AUFGABEN ZUR ÜBUNG:
**a.** Welche Eigennamen kommen im Text über Schneider Electric in Grenoble vor? Nenne alle.
**b.** Führe den Text über Schneider Electric in Grenoble ab seinem letzten Satz weiter.

VORLIEGENDER TEXT:
***

Alves entfernt mit einem kleinen Bürstchen überschüssiges Pulver von einem daumengroßen Bauteil. Er trägt dazu Schutzhandschuhe.

Beim SLS-Verfahren werden keine Stützstrukturen aufgebaut. Nach dem Druck entfernt Alves das überschüssige Pulver mit einer kleinen Bürste. (Bild: Sintratec)

Grenoble liegt am Fuße der französischen Alpen. Das Tal zwischen schneebedeckten Bergen beherbergt auch einen Standort von Schneider Electric. Das Unternehmen hat mehr als 160.000 Mitarbeitende weltweit ist einer der größten Akteure im Bereich Energiemanagement und Automatisierung. In der Niederlassung in Grenoble werden neue Produkte für die Elektronikindustrie, wie zum Beispiel Schutzschalter für Nieder- und Hochspannung entwickelt und produziert.

***

BEREITGESTELLTE DATENSÄTZE:
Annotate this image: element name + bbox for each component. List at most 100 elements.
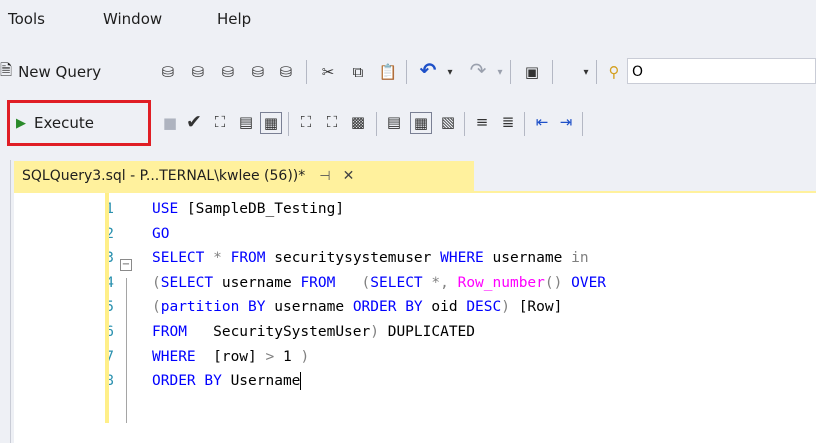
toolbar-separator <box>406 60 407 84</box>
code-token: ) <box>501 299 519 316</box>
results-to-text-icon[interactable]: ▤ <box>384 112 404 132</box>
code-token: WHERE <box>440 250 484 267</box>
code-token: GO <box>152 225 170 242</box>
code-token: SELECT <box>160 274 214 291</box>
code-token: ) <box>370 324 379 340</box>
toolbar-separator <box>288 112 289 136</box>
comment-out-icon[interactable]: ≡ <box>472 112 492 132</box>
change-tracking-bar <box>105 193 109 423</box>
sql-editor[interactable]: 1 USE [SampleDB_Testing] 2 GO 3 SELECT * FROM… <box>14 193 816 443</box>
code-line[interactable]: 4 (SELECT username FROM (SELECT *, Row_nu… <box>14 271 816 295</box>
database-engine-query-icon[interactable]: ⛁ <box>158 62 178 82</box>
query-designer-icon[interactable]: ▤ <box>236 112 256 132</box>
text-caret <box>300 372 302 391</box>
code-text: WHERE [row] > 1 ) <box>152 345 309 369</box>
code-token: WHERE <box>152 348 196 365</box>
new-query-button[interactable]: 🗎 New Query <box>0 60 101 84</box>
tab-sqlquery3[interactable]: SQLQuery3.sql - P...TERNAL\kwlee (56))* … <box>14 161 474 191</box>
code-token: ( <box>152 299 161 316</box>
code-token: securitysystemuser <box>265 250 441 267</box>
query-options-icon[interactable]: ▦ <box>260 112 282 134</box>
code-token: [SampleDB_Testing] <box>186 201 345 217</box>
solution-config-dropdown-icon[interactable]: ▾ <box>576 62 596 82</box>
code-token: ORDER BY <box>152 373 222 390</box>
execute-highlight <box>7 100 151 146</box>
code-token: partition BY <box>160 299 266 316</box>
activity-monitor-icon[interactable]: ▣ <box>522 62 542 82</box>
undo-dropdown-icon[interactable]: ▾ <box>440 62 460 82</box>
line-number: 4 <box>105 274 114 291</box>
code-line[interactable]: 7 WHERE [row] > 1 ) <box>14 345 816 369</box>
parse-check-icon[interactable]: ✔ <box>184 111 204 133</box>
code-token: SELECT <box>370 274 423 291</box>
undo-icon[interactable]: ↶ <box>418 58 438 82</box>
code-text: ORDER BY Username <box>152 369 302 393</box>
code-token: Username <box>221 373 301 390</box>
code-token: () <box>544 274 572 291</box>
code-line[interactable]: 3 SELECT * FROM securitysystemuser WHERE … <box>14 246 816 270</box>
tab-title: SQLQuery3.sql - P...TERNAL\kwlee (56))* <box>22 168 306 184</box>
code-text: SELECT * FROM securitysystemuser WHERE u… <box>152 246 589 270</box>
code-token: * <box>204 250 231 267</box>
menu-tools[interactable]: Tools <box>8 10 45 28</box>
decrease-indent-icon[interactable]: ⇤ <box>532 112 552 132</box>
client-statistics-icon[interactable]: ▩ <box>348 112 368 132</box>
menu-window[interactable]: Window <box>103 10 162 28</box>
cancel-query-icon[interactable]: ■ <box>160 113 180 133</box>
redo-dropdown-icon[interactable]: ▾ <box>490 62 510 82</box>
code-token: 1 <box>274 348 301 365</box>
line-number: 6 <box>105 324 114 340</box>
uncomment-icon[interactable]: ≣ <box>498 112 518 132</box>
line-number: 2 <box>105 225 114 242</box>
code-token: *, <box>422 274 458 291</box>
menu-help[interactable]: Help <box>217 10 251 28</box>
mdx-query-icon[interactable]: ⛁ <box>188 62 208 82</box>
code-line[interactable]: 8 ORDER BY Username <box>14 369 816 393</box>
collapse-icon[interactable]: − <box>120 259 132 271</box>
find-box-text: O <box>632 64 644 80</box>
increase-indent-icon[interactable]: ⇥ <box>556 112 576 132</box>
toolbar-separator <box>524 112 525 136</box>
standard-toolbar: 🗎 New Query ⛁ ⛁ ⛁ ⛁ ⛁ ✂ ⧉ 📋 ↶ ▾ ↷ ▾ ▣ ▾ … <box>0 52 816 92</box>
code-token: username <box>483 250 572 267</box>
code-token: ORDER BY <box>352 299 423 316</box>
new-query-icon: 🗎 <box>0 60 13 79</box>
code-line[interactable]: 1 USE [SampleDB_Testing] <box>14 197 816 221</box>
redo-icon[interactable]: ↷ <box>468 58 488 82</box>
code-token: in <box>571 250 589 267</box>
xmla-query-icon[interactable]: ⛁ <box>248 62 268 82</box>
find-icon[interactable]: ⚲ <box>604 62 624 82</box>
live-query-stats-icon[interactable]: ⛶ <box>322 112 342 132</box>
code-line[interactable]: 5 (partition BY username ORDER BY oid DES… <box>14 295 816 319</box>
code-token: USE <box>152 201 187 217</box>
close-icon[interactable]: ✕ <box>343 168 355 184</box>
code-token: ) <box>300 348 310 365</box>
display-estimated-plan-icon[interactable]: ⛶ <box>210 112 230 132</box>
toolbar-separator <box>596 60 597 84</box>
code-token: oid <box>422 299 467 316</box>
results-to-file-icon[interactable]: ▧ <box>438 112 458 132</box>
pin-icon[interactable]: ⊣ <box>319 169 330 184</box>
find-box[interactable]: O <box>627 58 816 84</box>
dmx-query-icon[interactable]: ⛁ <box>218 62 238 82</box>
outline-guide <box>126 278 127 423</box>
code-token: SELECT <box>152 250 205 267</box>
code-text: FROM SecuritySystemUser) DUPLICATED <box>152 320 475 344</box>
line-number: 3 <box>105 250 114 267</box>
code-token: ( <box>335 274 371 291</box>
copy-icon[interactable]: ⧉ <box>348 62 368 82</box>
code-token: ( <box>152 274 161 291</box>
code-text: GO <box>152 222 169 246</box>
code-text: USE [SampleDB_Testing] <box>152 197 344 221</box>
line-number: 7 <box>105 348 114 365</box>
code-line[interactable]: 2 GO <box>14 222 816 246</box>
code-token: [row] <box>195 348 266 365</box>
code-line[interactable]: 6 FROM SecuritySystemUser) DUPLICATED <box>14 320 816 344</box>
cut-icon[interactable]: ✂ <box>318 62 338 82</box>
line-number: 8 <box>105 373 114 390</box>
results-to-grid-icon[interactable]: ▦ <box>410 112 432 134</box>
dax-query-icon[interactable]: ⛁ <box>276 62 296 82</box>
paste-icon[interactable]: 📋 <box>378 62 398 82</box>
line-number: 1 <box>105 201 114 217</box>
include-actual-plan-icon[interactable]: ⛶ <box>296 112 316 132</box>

***

ERWARTETE ANTWORTEN:
**a.** Alves, Sintratec, Grenoble, Alpen, Schneider Electric

**b.**
Einer der Ingenieure vor Ort ist Brandon Alves. „Ich arbeite als Projektleiter für das Prototyping und bin außerdem für unser 3D-Druck-Center verantwortlich“, erklärt er. Im so genannten Openlab hat sein Team Zugang zu zwölf unterschiedlichen 3D-Druckern. „Mit der additiven Fertigung unterstützen wir unsere Designer bei ihrer Forschung und Entwicklung, aber wir bewegen uns auch allmählich in Richtung Produktion“, berichtet Alves. Zu diesem Zweck wurden die FDM- und DLP-Maschinen im Openlab durch selektives Lasersintern (SLS) ergänzt.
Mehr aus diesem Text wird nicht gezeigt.